## Aim of the exercise
Count how many lines contain "gigienik" and reply with that number only.

## Records shown
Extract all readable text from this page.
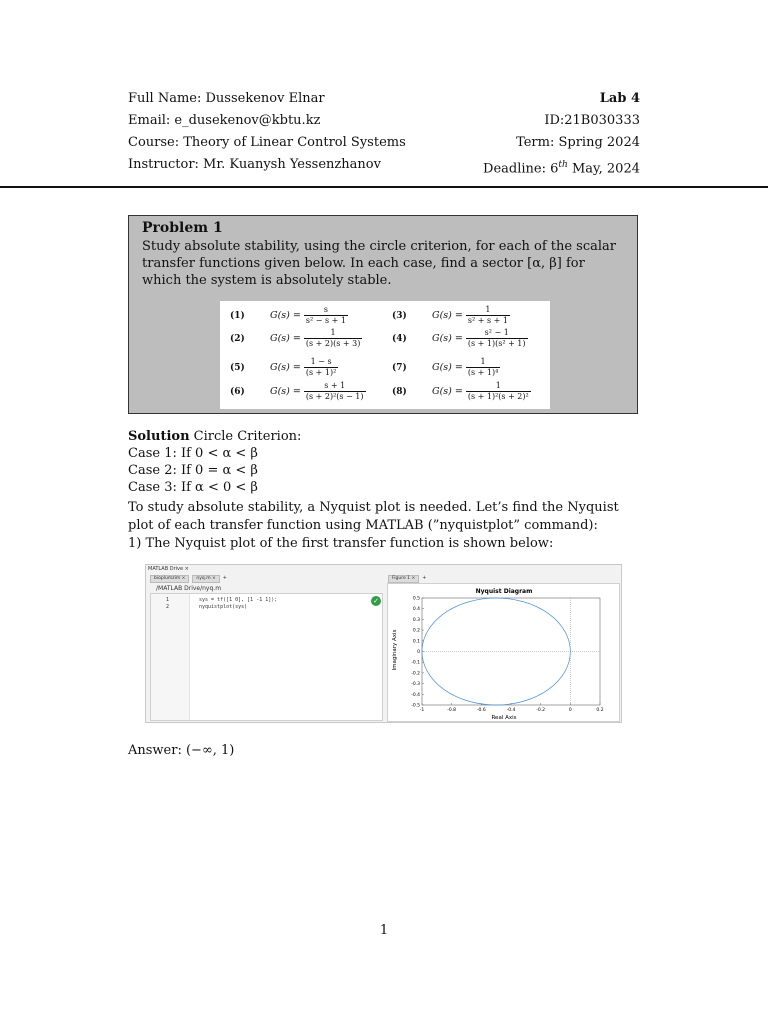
Full Name: Dussekenov Elnar
Email: e_dusekenov@kbtu.kz
Course: Theory of Linear Control Systems
Instructor: Mr. Kuanysh Yessenzhanov
Lab 4
ID:21B030333
Term: Spring 2024
Deadline: 6th May, 2024
Problem 1
Study absolute stability, using the circle criterion, for each of the scalar transfer functions given below. In each case, find a sector [α, β] for which the system is absolutely stable.
(1)	$G(s) = \frac{s}{\text{s² − s + 1}}$	(3)	$G(s) = \frac{1}{\text{s² + s + 1}}$
(2)	$G(s) = \frac{1}{(s + 2)(s + 3)}$	(4)	$G(s) = \frac{\text{s² − 1}}{\text{(s + 1)(s² + 1)}}$
(5)	$G(s) = \frac{1 - s}{\text{(s + 1)²}}$	(7)	$G(s) = \frac{1}{\text{(s + 1)⁴}}$
(6)	$G(s) = \frac{s + 1}{\text{(s + 2)²(s − 1)}}$	(8)	$G(s) = \frac{1}{\text{(s + 1)²(s + 2)²}}$
Solution Circle Criterion:
Case 1: If 0 < α < β
Case 2: If 0 = α < β
Case 3: If α < 0 < β
To study absolute stability, a Nyquist plot is needed. Let’s find the Nyquist plot of each transfer function using MATLAB (”nyquistplot” command):
1) The Nyquist plot of the first transfer function is shown below:
MATLAB Drive ×
bioplumzim ×	nyq.m ×	+
/MATLAB Drive/nyq.m
1	sys = tf([1 0], [1 -1 1]);
2	nyquistplot(sys)
✓
Figure 1 ×	+
Nyquist Diagram
Real Axis
Imaginary Axis
-1	-0.8	-0.6	-0.4	-0.2	0	0.2
0.5
0.4
0.3
0.2
0.1
0
-0.1
-0.2
-0.3
-0.4
-0.5
Answer: (−∞, 1)
1
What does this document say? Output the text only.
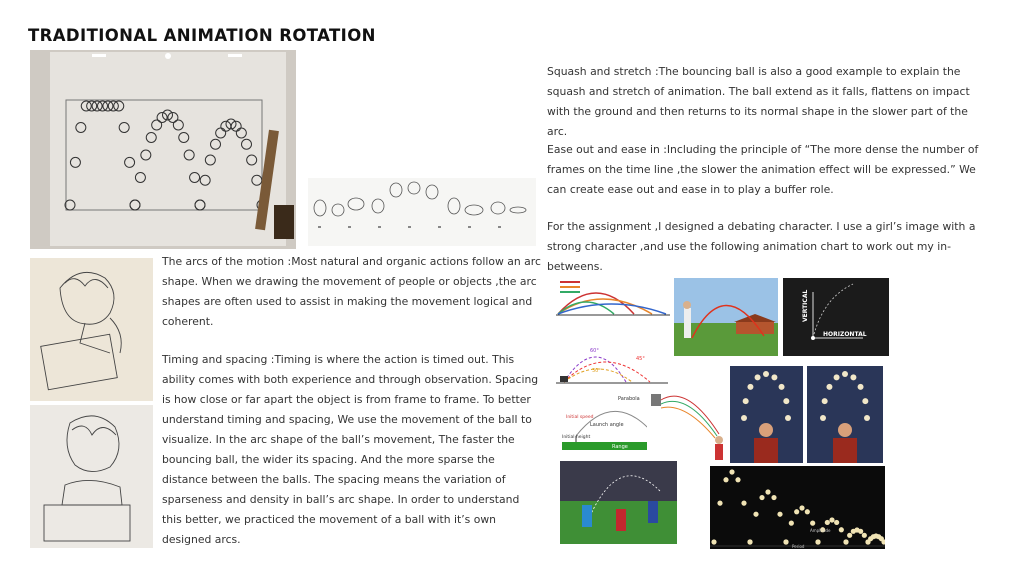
TRADITIONAL ANIMATION ROTATION

The arcs of the motion :Most natural and organic actions follow an arc shape. When we drawing the movement of people or objects ,the arc shapes are often used to assist in making the movement logical and coherent.

Timing and spacing :Timing is where the action is timed out. This ability comes with both experience and through observation. Spacing is how close or far apart the object is from frame to frame. To better understand timing and spacing, We use the movement of the ball to visualize. In the arc shape of the ball’s movement, The faster the bouncing ball, the wider its spacing. And the more sparse the distance between the balls. The spacing means the variation of sparseness and density in ball’s arc shape. In order to understand this better, we practiced the movement of a ball with it’s own designed arcs.

Squash and stretch :The bouncing ball is also a good example to explain the squash and stretch of animation. The ball extend as it falls, flattens on impact with the ground and then returns to its normal shape in the slower part of the arc.

Ease out and ease in :Including the principle of “The more dense the number of frames on the time line ,the slower the animation effect will be expressed.” We can create ease out and ease in to play a buffer role.

For the assignment ,I designed a debating character. I use a girl’s image with a strong character ,and use the following animation chart to work out my in-betweens.

VERTICAL
HORIZONTAL
60°
45°
30°
Parabola
Launch angle
Initial speed
Initial height
Range
Period
Amplitude
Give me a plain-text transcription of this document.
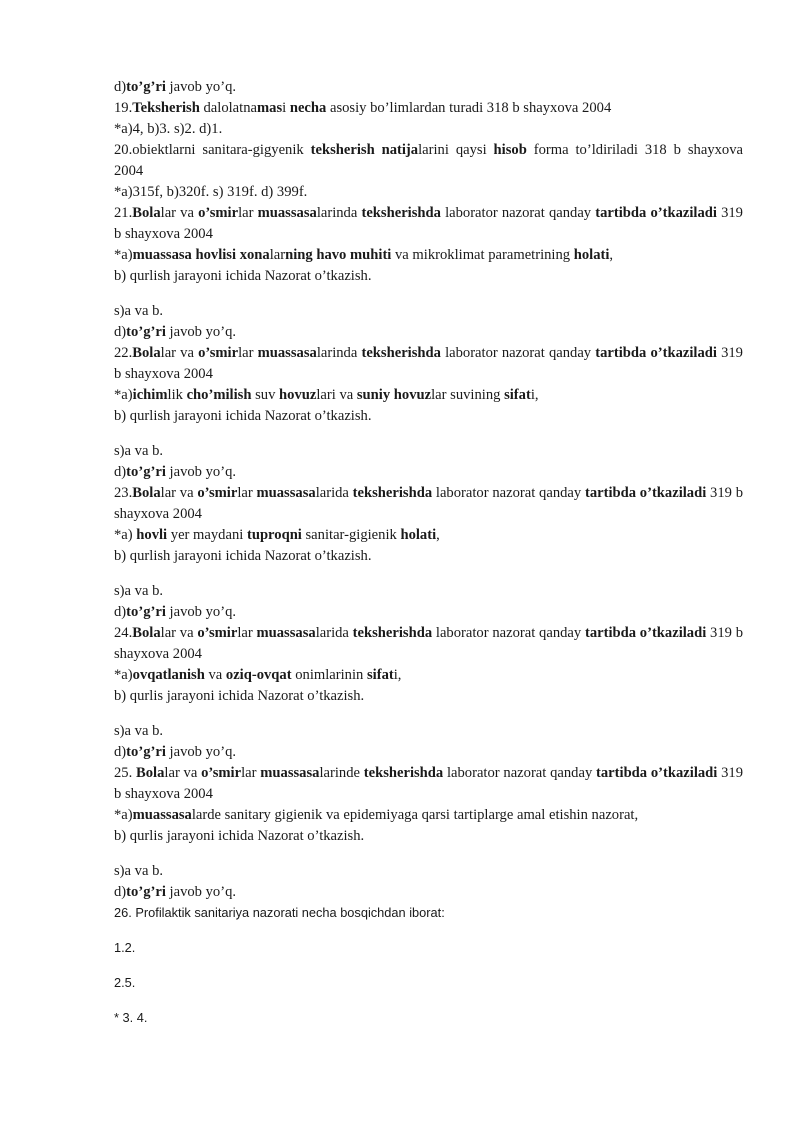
d)to’g’ri javob yo’q.
19.Teksherish dalolatnamasi necha asosiy bo’limlardan turadi 318 b shayxova 2004
*a)4, b)3. s)2. d)1.
20.obiektlarni sanitara-gigyenik teksherish natijalarini qaysi hisob forma to’ldiriladi 318 b shayxova 2004
*a)315f, b)320f. s) 319f. d) 399f.
21.Bolalar va o’smirlar muassasalarinda teksherishda laborator nazorat qanday tartibda o’tkaziladi 319 b shayxova 2004
*a)muassasa hovlisi xonalarning havo muhiti va mikroklimat parametrining holati,
b) qurlish jarayoni ichida Nazorat o’tkazish.
s)a va b.
d)to’g’ri javob yo’q.
22.Bolalar va o’smirlar muassasalarinda teksherishda laborator nazorat qanday tartibda o’tkaziladi 319 b shayxova 2004
*a)ichimlik cho’milish suv hovuzlari va suniy hovuzlar suvining sifati,
b) qurlish jarayoni ichida Nazorat o’tkazish.
s)a va b.
d)to’g’ri javob yo’q.
23.Bolalar va o’smirlar muassasalarida teksherishda laborator nazorat qanday tartibda o’tkaziladi 319 b shayxova 2004
*a) hovli yer maydani tuproqni sanitar-gigienik holati,
b) qurlish jarayoni ichida Nazorat o’tkazish.
s)a va b.
d)to’g’ri javob yo’q.
24.Bolalar va o’smirlar muassasalarida teksherishda laborator nazorat qanday tartibda o’tkaziladi 319 b shayxova 2004
*a)ovqatlanish va oziq-ovqat onimlarinin sifati,
b) qurlis jarayoni ichida Nazorat o’tkazish.
s)a va b.
d)to’g’ri javob yo’q.
25. Bolalar va o’smirlar muassasalarinde teksherishda laborator nazorat qanday tartibda o’tkaziladi 319 b shayxova 2004
*a)muassasalarde sanitary gigienik va epidemiyaga qarsi tartiplarge amal etishin nazorat,
b) qurlis jarayoni ichida Nazorat o’tkazish.
s)a va b.
d)to’g’ri javob yo’q.
26. Profilaktik sanitariya nazorati necha bosqichdan iborat:
1.2.
2.5.
* 3. 4.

## Task answer
2